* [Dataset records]
──────────────────────────────

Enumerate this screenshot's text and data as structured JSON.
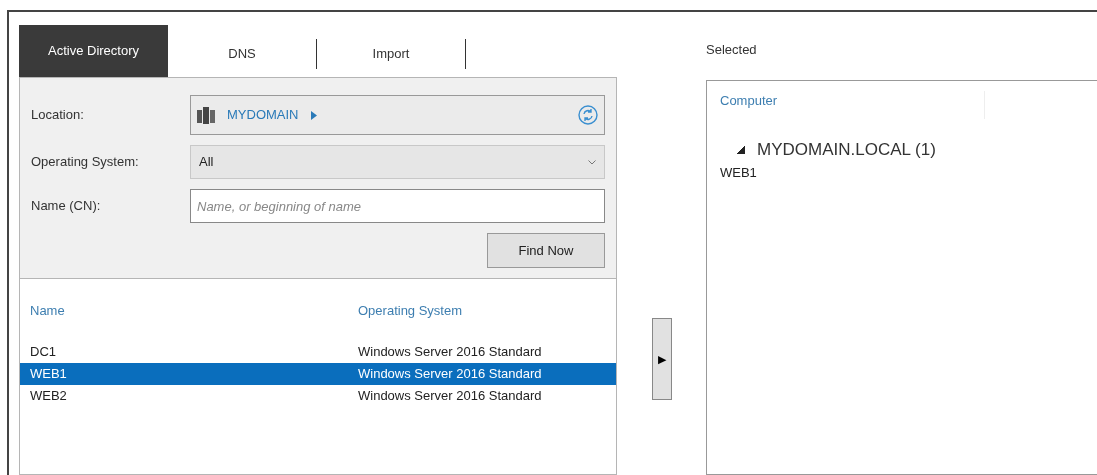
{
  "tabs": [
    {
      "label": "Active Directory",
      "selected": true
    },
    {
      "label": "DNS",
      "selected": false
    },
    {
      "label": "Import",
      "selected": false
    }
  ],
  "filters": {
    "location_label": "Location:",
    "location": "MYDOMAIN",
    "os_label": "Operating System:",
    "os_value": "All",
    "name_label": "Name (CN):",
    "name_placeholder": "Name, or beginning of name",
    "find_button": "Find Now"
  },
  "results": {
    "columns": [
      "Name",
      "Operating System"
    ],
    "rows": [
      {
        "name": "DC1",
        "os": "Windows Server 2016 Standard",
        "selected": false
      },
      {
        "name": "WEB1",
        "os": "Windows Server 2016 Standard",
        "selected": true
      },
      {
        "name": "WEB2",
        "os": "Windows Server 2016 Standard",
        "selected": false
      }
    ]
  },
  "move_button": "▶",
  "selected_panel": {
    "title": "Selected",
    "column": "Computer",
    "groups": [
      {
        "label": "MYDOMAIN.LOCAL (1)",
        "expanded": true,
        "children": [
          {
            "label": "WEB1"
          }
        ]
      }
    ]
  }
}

──────────────────────────────

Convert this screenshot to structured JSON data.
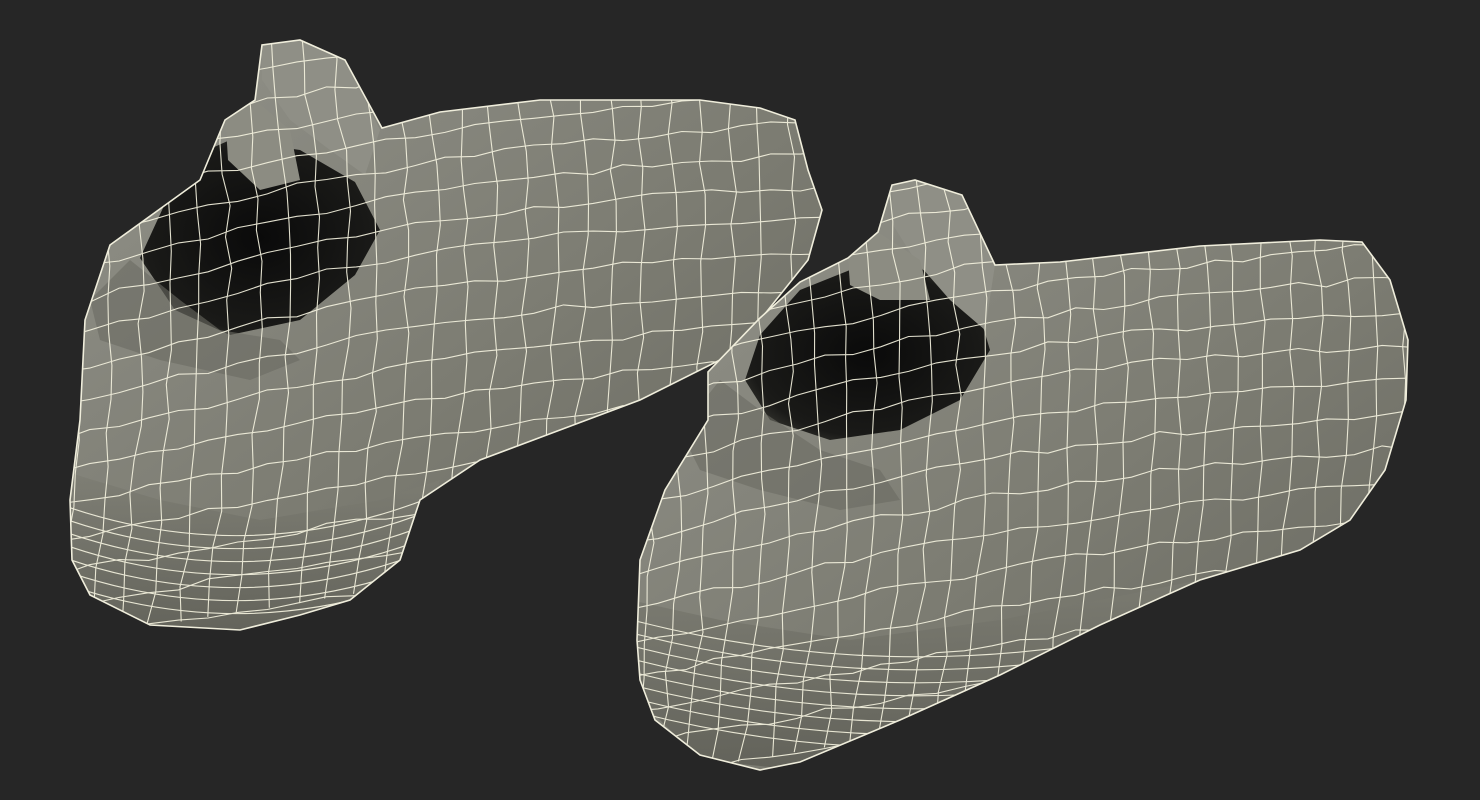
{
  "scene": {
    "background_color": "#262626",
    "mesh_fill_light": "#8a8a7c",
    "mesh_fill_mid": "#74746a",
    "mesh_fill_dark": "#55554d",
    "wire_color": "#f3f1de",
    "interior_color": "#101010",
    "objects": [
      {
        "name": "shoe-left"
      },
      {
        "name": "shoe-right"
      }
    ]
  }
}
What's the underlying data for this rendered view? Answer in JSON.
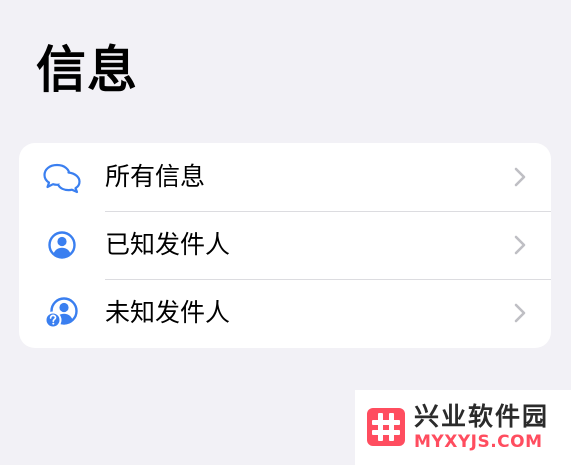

──────────────────────────────

* [Instructions for the task] Exactly the lines starting at the line containing "Convert this screenshot" and ending at the line containing "What's the underlying" should be transcribed, both included; omit the pictures.

* [Answer to the exercise]
Convert this screenshot to structured JSON data.
{
  "scene": {
    "background_color": "#262626",
    "mesh_fill_light": "#8a8a7c",
    "mesh_fill_mid": "#74746a",
    "mesh_fill_dark": "#55554d",
    "wire_color": "#f3f1de",
    "interior_color": "#101010",
    "objects": [
      {
        "name": "shoe-left"
      },
      {
        "name": "shoe-right"
      }
    ]
  }
}
What's the underlying data for this rendered view? Answer in JSON.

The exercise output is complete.